Begin

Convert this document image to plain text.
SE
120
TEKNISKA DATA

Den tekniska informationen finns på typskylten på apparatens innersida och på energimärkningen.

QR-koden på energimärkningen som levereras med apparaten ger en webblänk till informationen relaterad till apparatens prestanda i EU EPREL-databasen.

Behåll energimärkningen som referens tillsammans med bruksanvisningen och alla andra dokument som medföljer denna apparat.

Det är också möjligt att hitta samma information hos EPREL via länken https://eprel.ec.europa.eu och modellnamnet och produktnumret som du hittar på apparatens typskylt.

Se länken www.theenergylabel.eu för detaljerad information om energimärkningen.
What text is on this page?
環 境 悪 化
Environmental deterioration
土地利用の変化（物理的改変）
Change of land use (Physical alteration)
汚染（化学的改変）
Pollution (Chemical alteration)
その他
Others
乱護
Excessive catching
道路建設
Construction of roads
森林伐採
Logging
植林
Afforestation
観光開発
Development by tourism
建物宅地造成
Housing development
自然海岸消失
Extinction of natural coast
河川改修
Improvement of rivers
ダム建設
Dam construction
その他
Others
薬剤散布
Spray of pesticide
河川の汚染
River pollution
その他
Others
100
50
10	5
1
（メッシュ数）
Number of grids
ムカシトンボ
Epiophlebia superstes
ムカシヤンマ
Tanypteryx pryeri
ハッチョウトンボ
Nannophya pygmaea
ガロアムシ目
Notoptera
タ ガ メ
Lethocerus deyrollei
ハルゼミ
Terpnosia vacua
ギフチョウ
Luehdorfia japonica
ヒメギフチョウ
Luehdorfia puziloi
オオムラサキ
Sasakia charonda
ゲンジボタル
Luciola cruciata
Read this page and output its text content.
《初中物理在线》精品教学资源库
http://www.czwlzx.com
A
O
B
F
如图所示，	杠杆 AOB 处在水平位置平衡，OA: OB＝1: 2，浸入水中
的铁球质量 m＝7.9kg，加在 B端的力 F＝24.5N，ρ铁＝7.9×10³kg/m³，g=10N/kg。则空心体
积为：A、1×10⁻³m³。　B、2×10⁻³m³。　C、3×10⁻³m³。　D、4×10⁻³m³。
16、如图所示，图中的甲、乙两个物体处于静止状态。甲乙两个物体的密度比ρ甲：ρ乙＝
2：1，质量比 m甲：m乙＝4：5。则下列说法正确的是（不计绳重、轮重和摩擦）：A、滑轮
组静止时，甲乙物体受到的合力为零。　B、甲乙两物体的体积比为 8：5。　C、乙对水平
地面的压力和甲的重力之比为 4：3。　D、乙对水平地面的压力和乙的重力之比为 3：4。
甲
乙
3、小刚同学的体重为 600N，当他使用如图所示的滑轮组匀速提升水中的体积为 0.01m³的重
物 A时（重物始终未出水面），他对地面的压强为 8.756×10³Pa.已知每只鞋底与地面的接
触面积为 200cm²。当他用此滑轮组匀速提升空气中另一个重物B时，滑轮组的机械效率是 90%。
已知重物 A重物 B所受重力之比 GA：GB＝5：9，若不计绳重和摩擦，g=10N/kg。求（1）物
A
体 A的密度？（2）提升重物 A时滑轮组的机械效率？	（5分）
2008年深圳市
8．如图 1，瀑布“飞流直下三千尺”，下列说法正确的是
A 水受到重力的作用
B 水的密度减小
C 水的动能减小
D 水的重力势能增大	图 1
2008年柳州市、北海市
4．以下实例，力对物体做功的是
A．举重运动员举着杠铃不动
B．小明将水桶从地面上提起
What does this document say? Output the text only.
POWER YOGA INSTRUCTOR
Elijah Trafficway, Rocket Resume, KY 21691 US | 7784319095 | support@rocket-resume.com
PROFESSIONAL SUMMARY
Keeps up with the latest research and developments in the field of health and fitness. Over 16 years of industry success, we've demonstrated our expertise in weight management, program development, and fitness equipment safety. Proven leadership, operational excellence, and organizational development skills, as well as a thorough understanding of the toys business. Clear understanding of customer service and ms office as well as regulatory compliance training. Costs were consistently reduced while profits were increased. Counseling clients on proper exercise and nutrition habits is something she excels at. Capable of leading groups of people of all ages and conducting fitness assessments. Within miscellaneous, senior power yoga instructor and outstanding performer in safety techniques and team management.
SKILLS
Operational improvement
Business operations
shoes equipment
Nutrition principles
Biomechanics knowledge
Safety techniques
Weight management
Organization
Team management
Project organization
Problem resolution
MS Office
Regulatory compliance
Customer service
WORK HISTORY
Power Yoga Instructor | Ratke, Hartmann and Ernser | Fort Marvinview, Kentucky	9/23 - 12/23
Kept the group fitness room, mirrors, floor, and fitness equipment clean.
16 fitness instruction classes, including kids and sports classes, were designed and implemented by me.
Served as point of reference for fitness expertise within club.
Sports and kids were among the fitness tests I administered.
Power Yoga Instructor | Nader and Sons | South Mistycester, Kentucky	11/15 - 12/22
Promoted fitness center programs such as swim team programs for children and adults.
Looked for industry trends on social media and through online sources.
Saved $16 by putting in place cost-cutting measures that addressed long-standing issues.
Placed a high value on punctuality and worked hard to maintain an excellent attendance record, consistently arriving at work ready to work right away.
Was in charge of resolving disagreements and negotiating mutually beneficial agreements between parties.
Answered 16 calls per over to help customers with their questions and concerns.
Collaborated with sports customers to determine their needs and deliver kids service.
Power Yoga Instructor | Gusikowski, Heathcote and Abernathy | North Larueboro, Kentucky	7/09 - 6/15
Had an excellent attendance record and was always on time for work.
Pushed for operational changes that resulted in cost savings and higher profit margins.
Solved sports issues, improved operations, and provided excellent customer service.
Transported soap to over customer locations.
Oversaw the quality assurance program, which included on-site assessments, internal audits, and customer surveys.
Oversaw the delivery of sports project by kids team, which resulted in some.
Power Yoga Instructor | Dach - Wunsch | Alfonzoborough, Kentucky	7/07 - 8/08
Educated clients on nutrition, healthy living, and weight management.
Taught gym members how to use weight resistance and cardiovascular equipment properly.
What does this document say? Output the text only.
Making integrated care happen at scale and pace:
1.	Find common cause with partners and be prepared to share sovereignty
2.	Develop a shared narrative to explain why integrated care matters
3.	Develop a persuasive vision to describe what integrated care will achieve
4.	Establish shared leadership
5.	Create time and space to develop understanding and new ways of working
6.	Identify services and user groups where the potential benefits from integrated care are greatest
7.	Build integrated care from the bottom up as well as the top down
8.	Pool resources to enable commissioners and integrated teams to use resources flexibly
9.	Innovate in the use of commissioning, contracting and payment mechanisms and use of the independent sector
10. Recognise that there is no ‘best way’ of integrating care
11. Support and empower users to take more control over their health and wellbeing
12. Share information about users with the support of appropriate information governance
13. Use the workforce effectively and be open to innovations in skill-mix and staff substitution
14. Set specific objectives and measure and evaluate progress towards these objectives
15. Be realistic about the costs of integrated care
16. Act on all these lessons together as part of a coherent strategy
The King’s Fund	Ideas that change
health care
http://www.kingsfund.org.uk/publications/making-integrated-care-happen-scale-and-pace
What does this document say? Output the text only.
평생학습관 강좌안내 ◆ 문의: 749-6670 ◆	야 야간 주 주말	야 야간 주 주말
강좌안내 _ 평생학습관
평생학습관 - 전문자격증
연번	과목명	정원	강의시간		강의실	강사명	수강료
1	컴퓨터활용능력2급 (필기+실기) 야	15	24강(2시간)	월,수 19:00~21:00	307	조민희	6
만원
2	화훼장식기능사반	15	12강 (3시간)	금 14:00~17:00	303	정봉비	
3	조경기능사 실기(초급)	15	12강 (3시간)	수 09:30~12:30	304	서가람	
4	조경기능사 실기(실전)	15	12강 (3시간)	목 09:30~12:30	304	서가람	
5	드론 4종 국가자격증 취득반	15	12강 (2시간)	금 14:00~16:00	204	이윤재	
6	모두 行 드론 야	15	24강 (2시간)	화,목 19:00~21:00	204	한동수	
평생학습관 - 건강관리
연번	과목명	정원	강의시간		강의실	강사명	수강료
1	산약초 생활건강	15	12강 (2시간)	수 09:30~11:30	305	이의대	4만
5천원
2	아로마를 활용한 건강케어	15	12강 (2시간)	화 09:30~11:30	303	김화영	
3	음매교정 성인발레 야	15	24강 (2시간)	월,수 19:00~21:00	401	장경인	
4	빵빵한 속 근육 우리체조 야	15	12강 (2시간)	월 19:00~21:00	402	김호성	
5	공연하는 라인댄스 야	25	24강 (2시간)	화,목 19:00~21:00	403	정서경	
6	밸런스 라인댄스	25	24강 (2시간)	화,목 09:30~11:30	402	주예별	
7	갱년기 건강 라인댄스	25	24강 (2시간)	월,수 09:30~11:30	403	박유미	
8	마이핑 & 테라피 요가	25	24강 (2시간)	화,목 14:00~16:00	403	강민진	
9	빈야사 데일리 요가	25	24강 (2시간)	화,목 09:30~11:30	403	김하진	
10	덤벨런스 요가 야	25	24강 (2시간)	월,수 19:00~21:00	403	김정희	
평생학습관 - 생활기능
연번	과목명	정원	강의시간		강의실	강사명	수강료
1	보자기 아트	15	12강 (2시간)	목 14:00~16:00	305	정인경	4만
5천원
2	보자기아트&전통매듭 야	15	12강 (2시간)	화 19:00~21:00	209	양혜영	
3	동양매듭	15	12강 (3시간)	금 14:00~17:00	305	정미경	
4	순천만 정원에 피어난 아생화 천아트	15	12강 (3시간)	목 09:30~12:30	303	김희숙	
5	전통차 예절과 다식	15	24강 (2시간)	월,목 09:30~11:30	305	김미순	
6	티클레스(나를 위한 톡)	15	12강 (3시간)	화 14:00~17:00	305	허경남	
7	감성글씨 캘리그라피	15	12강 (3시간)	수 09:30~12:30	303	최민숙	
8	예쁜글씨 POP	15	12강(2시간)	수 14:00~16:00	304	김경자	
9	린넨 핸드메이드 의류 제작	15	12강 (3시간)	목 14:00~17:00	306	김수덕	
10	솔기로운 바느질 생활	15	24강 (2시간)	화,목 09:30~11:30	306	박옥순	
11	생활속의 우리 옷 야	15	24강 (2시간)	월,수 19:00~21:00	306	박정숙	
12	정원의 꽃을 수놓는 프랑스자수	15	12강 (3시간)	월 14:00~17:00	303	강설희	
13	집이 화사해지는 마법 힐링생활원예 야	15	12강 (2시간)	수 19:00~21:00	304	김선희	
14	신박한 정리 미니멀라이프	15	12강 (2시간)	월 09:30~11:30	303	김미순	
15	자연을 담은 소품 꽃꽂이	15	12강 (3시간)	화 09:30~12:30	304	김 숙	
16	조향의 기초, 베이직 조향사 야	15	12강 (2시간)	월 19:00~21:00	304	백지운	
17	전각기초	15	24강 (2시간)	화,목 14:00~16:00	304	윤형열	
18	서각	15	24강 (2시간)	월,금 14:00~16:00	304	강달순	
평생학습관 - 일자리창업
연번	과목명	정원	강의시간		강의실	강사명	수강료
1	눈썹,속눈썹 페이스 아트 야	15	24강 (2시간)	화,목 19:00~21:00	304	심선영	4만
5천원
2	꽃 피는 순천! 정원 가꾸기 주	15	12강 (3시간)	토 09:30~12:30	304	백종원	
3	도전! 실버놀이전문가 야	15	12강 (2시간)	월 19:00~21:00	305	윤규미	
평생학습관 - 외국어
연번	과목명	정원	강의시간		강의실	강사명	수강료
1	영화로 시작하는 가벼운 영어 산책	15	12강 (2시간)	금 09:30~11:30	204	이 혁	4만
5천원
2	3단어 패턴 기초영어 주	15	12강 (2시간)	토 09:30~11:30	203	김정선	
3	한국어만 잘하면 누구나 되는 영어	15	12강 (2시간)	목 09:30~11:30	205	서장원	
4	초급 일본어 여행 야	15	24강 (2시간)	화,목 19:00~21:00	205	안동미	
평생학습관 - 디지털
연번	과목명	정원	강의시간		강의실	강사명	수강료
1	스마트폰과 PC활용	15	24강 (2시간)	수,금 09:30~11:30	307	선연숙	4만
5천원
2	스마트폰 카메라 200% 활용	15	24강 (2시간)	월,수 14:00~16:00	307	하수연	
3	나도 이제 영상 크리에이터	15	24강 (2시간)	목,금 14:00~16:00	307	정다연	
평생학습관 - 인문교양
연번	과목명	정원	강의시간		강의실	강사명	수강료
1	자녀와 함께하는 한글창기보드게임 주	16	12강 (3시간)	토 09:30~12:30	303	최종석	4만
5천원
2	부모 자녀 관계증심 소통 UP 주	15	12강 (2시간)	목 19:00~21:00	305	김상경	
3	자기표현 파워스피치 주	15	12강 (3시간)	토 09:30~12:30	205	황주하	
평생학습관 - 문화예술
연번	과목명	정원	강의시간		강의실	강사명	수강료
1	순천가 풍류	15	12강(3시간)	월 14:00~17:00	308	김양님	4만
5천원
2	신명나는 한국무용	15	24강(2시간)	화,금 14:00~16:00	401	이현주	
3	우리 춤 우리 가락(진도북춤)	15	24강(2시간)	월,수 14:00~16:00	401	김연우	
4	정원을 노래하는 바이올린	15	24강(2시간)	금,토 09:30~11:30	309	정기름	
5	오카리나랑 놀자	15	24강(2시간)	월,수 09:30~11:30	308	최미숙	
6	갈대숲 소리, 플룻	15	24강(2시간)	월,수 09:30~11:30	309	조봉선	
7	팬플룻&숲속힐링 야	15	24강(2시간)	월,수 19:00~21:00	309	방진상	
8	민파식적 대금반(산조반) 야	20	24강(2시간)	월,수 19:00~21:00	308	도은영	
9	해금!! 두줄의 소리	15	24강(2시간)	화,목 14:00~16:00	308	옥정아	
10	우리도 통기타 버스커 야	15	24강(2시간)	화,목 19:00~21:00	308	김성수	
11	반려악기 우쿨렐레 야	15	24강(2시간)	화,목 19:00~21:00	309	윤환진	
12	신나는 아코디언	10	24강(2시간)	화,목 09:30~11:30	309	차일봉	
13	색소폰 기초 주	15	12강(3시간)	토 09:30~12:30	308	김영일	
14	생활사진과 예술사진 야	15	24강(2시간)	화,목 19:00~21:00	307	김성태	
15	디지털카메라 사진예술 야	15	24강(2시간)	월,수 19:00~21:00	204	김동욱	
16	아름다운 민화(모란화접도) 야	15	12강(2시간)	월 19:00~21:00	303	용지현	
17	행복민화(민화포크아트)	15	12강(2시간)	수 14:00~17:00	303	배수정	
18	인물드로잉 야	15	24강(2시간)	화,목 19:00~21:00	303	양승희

End

Task statement: Filter the listing above by the word "customers"; copy each line that passes.

The reply:
Answered 16 calls per over to help customers with their questions and concerns.
Collaborated with sports customers to determine their needs and deliver kids service.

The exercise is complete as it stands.